GIVEN EXERCISE 1 — Please copy from the forum thread on resort unit layouts the part that opens with the words containing "Yes there are" and closes with "instead of two.".
GIVEN EXERCISE 2 —
Answer these questions using the forum thread on resort unit layouts:
(a) How many dedicated two-bedroom units are there at BCV?
(b) Which part of AKV will not have any dedicated two bedrooms?
(c) How many bathrooms do all the two-bedroom units at AKV now have?

EXTRACTED TEXT —

· · · · ·

# Is there a list of the different unit layouts per resort?



## 3kids4me (Mar 12, 2008)

I just saw the thread about different kinds of two bedrooms and I had no idea.

Is this true for all resorts?  Are the layouts different/different number of beds, etc?

Is there a list somewhere?

Thanks!

Sharon


----------



## tomandrobin (Mar 12, 2008)

Yes there are two different types of two bedrooms. Some are dedicated two bedrroms, some are lock-offs (which is a studio and one bedroom together). The main difference between the two is a dedicated two bedroom will have two queen beds in the second bedroom. 

But even then, not all dedicated two bedrooms are equal. At BCV there are 74 dedicated two bedoom units, but only about 1/3 of them have two queens in the second bedrrom. 

At AKV, Jambo house will not have any dedicated two bedrooms, but Kidani Village will.

Another to note, at AKV and the future contemporary resort, all of the two bedroom units now have three bathrooms, instead of two.


----------



## 3kids4me (Mar 12, 2008)

Do all resorts have both types of two bedrooms?  In other words, if I need the two beds, am I better off picking a certain resort?

Thanks!!


----------



## tomandrobin (Mar 12, 2008)

The dedicated two bedrooms are the first to be booked, its done automatically by member services.

Also, I should add that a dedicated unit will not have the kitchenette in the second bedroom. The lock-off will have the full kitchen and the kitchenette.


----------



## tomandrobin (Mar 12, 2008)

3kids4me said:


> Do all resorts have both types of two bedrooms?  In other words, if I need the two beds, am I better off picking a certain resort?
> 
> Thanks!!



Only BCV has some dedicated 2BR villas with a bed and sleeper sofa due to some issues they had when building.


----------



## gemdisney (Mar 12, 2008)

3kids4me said:


> I just saw the thread about different kinds of two bedrooms and I had no idea.
> 
> Is this true for all resorts?  Are the layouts different/different number of beds, etc?
> 
> ...



I have been on mouseowners.com and they have the layout of all the DVC reosrts and reviews of the rooms. You may want to check that out. I know there are differences like Lock outs and things like that. MS told me the only difference was that 1 had a door for the studio and a dorr for the 1 bdrooom attached. Then there are ones that only have 1 door to all rooms.


----------



## tomandrobin (Mar 12, 2008)

gemdisney said:


> I have been on mouseowners.com and they have the layout of all the DVC reosrts and reviews of the rooms. You may want to check that out. I know there are differences like Lock outs and things like that. MS told me the only difference was that 1 had a door for the studio and a dorr for the 1 bdrooom attached. Then there are ones that only have 1 door to all rooms.



Too bad MS was wrong to tell you that there was no difference, besides two doors. Having a dedicated two bedroom is a husge difference for us.


----------

· · · · ·

LISTED RECORDS —
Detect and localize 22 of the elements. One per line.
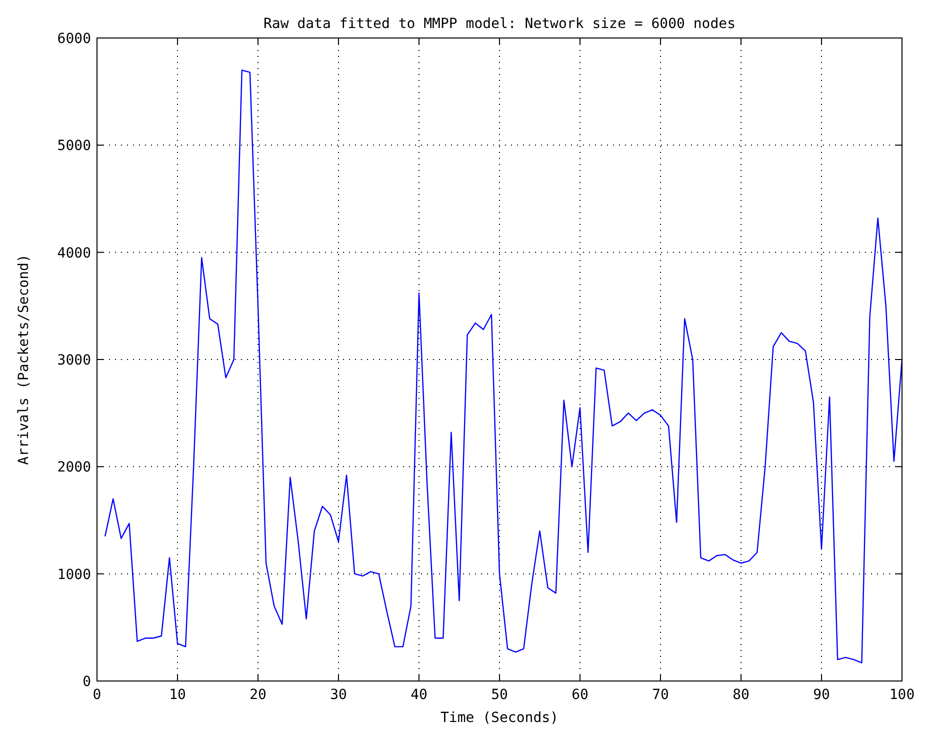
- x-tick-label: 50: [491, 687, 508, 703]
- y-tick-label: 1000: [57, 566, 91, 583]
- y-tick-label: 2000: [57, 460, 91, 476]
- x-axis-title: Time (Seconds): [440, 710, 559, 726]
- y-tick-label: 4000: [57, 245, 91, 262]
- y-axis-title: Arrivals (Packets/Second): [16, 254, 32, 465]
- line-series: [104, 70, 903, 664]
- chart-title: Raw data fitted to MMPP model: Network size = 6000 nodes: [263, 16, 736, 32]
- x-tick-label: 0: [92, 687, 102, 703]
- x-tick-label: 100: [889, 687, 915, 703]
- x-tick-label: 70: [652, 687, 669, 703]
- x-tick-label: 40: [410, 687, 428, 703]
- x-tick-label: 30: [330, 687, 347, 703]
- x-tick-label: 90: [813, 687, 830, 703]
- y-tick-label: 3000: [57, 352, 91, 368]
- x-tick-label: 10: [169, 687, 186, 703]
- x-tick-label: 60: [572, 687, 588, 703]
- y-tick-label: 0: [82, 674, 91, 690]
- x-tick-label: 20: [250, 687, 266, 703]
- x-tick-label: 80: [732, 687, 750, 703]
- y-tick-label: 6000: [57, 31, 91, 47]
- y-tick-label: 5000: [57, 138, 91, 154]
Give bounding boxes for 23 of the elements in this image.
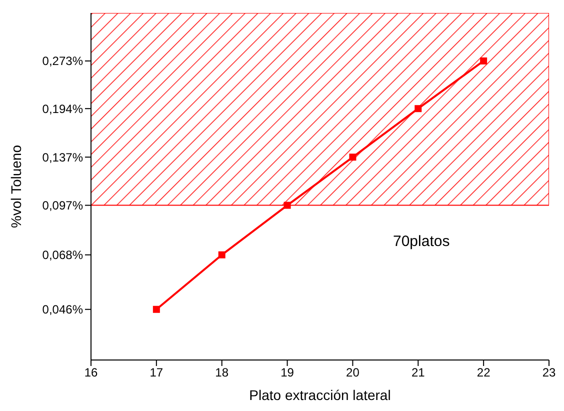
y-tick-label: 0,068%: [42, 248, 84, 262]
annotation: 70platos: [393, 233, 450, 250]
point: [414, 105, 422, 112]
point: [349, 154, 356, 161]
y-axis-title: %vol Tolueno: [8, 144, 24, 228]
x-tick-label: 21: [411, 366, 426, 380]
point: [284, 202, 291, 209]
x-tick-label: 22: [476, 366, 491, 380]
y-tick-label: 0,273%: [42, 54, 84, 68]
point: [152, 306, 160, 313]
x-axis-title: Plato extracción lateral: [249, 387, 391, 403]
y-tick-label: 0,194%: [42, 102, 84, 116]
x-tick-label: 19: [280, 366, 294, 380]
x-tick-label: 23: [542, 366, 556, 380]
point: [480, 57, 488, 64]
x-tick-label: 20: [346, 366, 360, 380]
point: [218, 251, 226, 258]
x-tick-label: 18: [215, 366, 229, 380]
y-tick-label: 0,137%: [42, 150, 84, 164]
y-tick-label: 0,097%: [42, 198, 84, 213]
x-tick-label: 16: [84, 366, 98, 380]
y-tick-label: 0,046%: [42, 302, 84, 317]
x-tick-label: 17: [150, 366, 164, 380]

· · · · ·

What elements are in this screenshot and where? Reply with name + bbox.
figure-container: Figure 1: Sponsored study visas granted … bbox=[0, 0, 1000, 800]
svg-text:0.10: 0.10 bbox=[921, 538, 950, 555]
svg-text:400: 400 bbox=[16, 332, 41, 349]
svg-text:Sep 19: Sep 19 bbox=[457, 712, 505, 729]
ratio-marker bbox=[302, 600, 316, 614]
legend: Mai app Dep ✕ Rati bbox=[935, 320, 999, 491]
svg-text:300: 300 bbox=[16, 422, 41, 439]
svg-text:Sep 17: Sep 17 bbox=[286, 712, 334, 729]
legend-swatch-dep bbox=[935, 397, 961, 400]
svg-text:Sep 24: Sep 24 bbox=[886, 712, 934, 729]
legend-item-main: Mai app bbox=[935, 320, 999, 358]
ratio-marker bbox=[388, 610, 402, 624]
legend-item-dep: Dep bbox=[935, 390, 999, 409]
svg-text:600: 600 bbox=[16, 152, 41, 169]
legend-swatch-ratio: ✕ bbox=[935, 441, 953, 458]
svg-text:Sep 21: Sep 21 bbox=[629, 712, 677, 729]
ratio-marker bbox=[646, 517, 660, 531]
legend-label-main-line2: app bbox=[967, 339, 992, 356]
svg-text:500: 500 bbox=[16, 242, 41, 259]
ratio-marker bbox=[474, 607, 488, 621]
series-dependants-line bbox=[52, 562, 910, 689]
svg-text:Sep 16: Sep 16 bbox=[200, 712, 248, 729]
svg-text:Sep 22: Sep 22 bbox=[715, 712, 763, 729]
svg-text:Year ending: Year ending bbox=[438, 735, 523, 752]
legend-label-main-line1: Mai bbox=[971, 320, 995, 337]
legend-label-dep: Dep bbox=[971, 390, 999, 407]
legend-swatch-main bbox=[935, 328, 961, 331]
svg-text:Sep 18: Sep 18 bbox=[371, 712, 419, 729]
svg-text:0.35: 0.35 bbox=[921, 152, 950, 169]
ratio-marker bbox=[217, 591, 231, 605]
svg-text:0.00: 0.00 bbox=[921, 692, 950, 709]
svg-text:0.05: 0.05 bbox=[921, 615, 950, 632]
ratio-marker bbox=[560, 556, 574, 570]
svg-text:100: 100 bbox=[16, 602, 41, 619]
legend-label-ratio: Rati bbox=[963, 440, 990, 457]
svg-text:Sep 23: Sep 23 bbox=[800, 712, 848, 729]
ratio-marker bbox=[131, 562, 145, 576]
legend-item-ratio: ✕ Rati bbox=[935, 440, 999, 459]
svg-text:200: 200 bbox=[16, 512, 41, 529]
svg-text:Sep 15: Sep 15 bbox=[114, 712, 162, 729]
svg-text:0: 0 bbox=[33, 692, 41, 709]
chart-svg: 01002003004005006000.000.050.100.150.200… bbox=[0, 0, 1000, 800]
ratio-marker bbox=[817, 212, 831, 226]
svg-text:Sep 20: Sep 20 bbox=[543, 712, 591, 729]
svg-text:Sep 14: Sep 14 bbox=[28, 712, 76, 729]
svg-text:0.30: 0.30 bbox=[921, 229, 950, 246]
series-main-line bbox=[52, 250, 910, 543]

· · · · ·

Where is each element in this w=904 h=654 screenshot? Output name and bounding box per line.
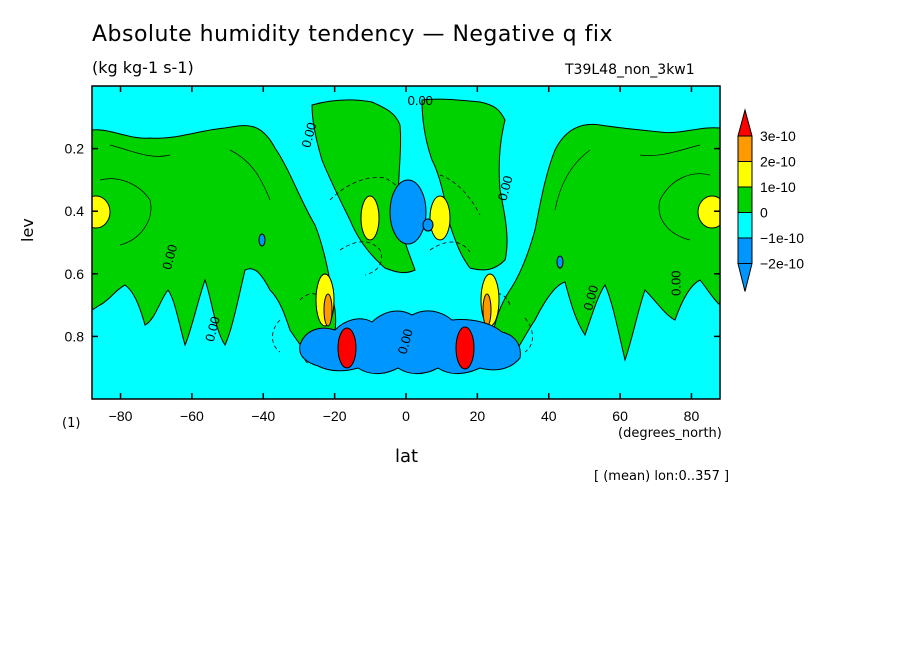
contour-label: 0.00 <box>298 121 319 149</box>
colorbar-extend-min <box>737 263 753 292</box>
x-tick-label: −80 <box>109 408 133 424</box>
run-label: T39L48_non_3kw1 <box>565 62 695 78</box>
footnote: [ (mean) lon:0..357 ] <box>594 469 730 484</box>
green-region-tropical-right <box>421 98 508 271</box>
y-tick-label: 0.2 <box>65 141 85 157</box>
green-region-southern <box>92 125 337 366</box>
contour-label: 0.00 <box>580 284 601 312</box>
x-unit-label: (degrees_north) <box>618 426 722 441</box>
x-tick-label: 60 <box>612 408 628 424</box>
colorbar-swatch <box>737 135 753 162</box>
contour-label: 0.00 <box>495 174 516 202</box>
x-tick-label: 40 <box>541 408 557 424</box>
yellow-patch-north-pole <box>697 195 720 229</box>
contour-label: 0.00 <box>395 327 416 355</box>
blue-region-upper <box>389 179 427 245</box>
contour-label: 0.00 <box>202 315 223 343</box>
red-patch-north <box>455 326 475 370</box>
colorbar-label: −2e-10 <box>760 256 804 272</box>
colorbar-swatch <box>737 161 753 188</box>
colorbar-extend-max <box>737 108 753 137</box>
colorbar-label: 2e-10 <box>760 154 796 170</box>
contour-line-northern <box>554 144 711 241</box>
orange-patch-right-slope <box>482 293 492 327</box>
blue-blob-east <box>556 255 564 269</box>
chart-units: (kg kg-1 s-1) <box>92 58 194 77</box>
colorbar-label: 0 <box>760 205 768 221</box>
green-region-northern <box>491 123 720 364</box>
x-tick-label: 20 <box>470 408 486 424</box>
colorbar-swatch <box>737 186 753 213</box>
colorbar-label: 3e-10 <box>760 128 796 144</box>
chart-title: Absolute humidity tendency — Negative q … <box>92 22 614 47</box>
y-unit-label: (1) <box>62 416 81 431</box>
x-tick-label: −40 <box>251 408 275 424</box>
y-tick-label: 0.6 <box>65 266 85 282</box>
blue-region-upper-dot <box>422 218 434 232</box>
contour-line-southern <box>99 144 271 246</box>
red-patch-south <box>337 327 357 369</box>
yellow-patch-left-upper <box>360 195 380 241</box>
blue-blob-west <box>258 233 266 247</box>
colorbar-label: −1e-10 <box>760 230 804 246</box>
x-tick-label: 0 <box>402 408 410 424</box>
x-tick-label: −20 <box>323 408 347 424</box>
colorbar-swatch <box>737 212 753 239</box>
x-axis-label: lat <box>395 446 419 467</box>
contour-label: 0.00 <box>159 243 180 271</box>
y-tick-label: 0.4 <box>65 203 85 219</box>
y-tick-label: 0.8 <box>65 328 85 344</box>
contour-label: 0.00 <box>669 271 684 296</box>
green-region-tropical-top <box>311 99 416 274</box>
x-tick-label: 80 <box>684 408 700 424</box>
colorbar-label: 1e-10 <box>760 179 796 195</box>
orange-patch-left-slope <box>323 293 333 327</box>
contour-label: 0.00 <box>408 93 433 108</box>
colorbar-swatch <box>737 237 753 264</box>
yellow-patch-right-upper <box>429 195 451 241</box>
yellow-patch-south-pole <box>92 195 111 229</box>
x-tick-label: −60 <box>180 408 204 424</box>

· · · · ·

CORRECT OUTPUT 1 —
Yes there are two different types of two bedrooms. Some are dedicated two bedrroms, some are lock-offs (which is a studio and one bedroom together). The main difference between the two is a dedicated two bedroom will have two queen beds in the second bedroom. 

But even then, not all dedicated two bedrooms are equal. At BCV there are 74 dedicated two bedoom units, but only about 1/3 of them have two queens in the second bedrrom. 

At AKV, Jambo house will not have any dedicated two bedrooms, but Kidani Village will.

Another to note, at AKV and the future contemporary resort, all of the two bedroom units now have three bathrooms, instead of two.

CORRECT OUTPUT 2 —
(a) 74
(b) Jambo house
(c) Three